[Structured figure records]
──────────

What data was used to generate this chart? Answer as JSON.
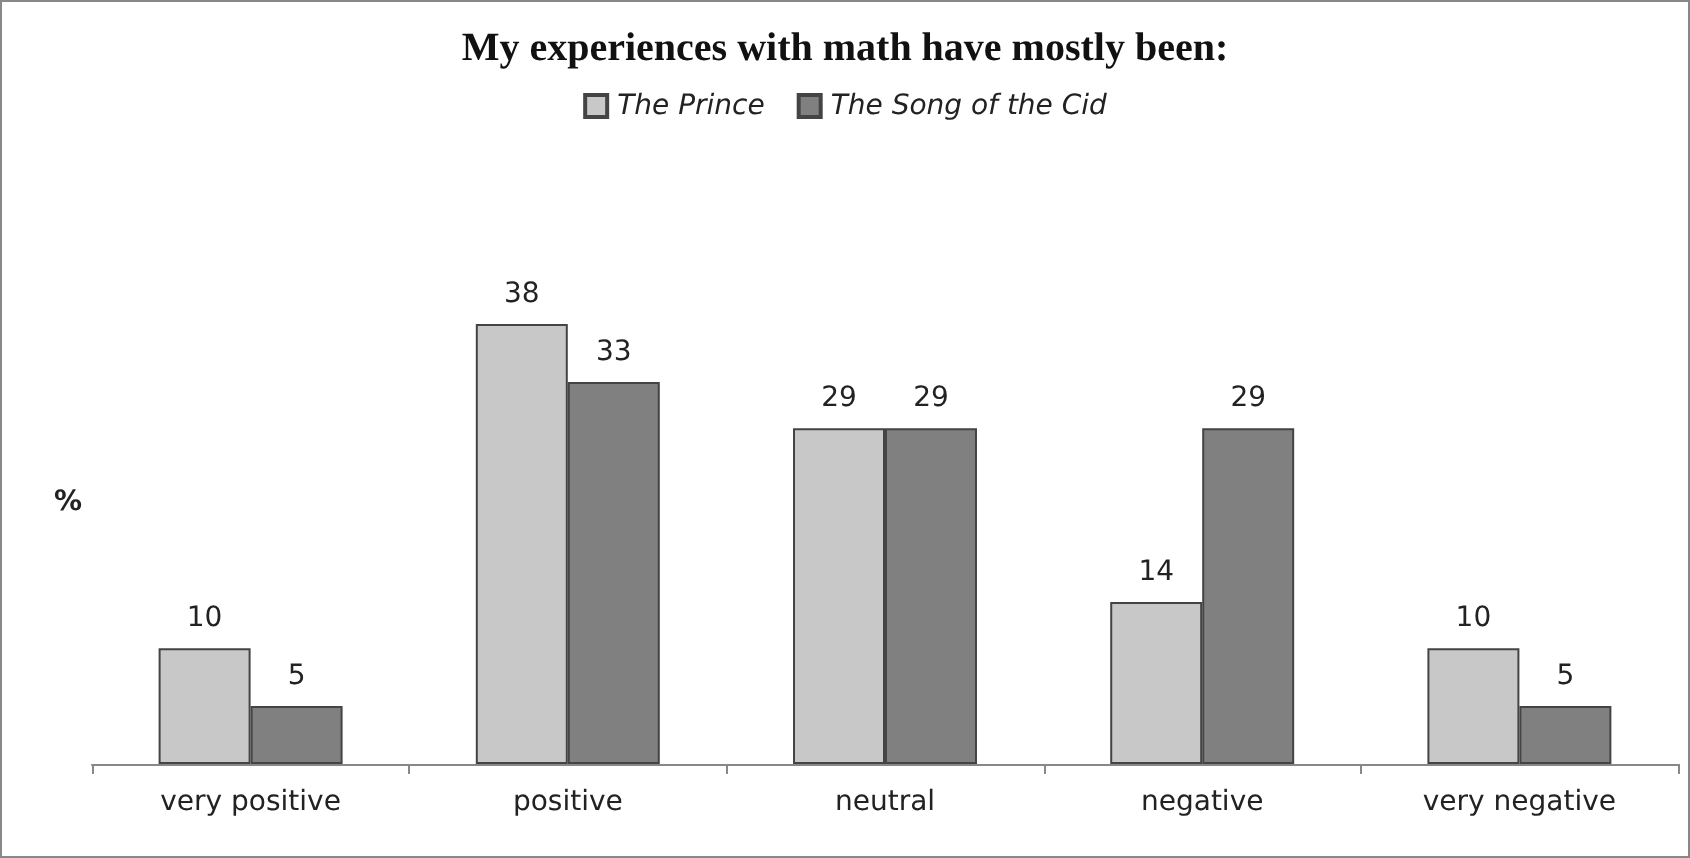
{
  "chart_data": {
    "type": "bar",
    "title": "My experiences with math have mostly been:",
    "ylabel": "%",
    "categories": [
      "very positive",
      "positive",
      "neutral",
      "negative",
      "very negative"
    ],
    "series": [
      {
        "name": "The Prince",
        "color": "#c8c8c8",
        "values": [
          10,
          38,
          29,
          14,
          10
        ]
      },
      {
        "name": "The Song of the Cid",
        "color": "#808080",
        "values": [
          5,
          33,
          29,
          29,
          5
        ]
      }
    ],
    "data_labels": true,
    "legend": "top",
    "grid": false
  }
}
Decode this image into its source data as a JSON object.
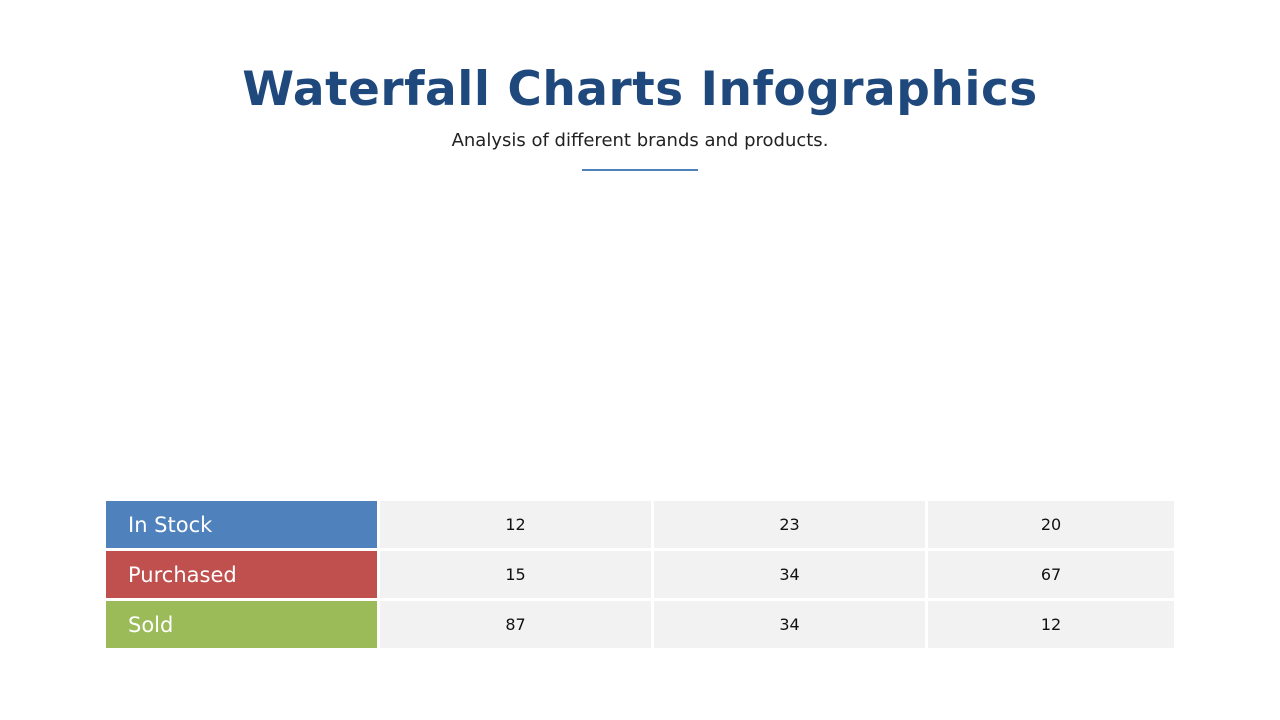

──────────

◆ Your objective: Without including any pictures, print all of the material exactly as given.

◆ Solved problem:
What data was used to generate this chart? Answer as JSON.
{
  "chart_data": {
    "type": "bar",
    "title": "My experiences with math have mostly been:",
    "ylabel": "%",
    "categories": [
      "very positive",
      "positive",
      "neutral",
      "negative",
      "very negative"
    ],
    "series": [
      {
        "name": "The Prince",
        "color": "#c8c8c8",
        "values": [
          10,
          38,
          29,
          14,
          10
        ]
      },
      {
        "name": "The Song of the Cid",
        "color": "#808080",
        "values": [
          5,
          33,
          29,
          29,
          5
        ]
      }
    ],
    "data_labels": true,
    "legend": "top",
    "grid": false
  }
}
Decode this image into its source data as a JSON object.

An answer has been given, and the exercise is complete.